▸ **EXERCISE**: Set the listing down unchanged, minus every embedded image.
BEGIN DATASET
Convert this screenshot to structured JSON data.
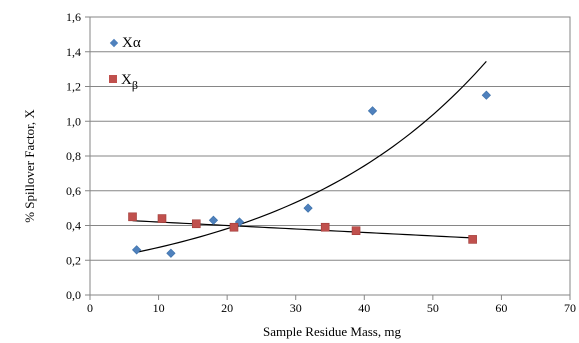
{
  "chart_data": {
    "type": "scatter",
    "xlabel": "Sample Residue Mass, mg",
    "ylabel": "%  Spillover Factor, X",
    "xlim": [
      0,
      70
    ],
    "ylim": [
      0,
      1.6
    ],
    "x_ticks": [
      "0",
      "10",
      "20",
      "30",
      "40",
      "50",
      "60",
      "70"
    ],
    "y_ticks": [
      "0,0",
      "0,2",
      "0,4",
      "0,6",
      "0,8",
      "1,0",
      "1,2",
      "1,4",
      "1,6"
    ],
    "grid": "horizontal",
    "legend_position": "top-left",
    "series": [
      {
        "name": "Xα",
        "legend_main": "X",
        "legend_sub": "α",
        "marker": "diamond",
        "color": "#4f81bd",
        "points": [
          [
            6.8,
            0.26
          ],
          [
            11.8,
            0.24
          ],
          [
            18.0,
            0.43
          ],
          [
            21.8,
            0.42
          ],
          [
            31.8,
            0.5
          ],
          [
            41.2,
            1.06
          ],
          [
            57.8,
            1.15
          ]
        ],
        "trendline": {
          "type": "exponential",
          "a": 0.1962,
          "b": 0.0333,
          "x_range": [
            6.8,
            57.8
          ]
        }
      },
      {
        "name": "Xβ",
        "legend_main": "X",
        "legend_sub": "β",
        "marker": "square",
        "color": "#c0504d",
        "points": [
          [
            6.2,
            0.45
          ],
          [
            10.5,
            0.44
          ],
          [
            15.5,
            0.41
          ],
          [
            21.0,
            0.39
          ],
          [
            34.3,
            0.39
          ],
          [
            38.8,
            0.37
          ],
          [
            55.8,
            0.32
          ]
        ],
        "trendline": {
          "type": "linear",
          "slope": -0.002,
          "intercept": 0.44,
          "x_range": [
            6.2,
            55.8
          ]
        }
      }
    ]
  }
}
END DATASET
▸ **EXPECTED OUTPUT**:
Convert this screenshot to structured JSON data.
{
  "chart_data": {
    "type": "scatter",
    "xlabel": "Sample Residue Mass, mg",
    "ylabel": "%  Spillover Factor, X",
    "xlim": [
      0,
      70
    ],
    "ylim": [
      0,
      1.6
    ],
    "x_ticks": [
      "0",
      "10",
      "20",
      "30",
      "40",
      "50",
      "60",
      "70"
    ],
    "y_ticks": [
      "0,0",
      "0,2",
      "0,4",
      "0,6",
      "0,8",
      "1,0",
      "1,2",
      "1,4",
      "1,6"
    ],
    "grid": "horizontal",
    "legend_position": "top-left",
    "series": [
      {
        "name": "Xα",
        "legend_main": "X",
        "legend_sub": "α",
        "marker": "diamond",
        "color": "#4f81bd",
        "points": [
          [
            6.8,
            0.26
          ],
          [
            11.8,
            0.24
          ],
          [
            18.0,
            0.43
          ],
          [
            21.8,
            0.42
          ],
          [
            31.8,
            0.5
          ],
          [
            41.2,
            1.06
          ],
          [
            57.8,
            1.15
          ]
        ],
        "trendline": {
          "type": "exponential",
          "a": 0.1962,
          "b": 0.0333,
          "x_range": [
            6.8,
            57.8
          ]
        }
      },
      {
        "name": "Xβ",
        "legend_main": "X",
        "legend_sub": "β",
        "marker": "square",
        "color": "#c0504d",
        "points": [
          [
            6.2,
            0.45
          ],
          [
            10.5,
            0.44
          ],
          [
            15.5,
            0.41
          ],
          [
            21.0,
            0.39
          ],
          [
            34.3,
            0.39
          ],
          [
            38.8,
            0.37
          ],
          [
            55.8,
            0.32
          ]
        ],
        "trendline": {
          "type": "linear",
          "slope": -0.002,
          "intercept": 0.44,
          "x_range": [
            6.2,
            55.8
          ]
        }
      }
    ]
  }
}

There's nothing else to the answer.